Aim:
Find the string "Description" in the listing and report every line that has it.

Lines of data:
(begin)

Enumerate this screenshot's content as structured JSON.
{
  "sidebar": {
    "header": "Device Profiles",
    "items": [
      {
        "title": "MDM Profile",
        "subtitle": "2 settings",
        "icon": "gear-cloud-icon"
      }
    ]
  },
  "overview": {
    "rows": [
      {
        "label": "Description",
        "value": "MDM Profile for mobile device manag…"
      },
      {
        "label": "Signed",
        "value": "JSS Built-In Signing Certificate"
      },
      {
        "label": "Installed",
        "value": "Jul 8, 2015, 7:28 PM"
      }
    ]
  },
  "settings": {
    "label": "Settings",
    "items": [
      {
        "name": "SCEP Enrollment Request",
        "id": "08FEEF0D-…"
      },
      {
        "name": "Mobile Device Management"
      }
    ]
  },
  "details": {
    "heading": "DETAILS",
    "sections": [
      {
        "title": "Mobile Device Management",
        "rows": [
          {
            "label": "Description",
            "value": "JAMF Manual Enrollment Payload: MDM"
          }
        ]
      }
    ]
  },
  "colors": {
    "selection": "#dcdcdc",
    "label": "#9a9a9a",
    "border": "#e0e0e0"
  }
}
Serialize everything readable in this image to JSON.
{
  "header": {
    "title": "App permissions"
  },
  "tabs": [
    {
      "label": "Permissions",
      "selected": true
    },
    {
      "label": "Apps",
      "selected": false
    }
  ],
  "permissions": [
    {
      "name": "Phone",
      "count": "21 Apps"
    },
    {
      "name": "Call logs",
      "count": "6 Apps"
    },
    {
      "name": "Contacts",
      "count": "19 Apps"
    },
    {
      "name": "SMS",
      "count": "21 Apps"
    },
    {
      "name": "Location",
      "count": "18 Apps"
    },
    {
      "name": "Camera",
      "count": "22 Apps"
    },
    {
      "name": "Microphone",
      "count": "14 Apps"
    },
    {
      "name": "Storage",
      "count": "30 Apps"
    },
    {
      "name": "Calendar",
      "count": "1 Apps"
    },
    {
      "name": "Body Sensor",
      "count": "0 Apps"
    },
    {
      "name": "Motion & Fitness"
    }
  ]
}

(end)

Result for this task:
        "label": "Description",
            "label": "Description",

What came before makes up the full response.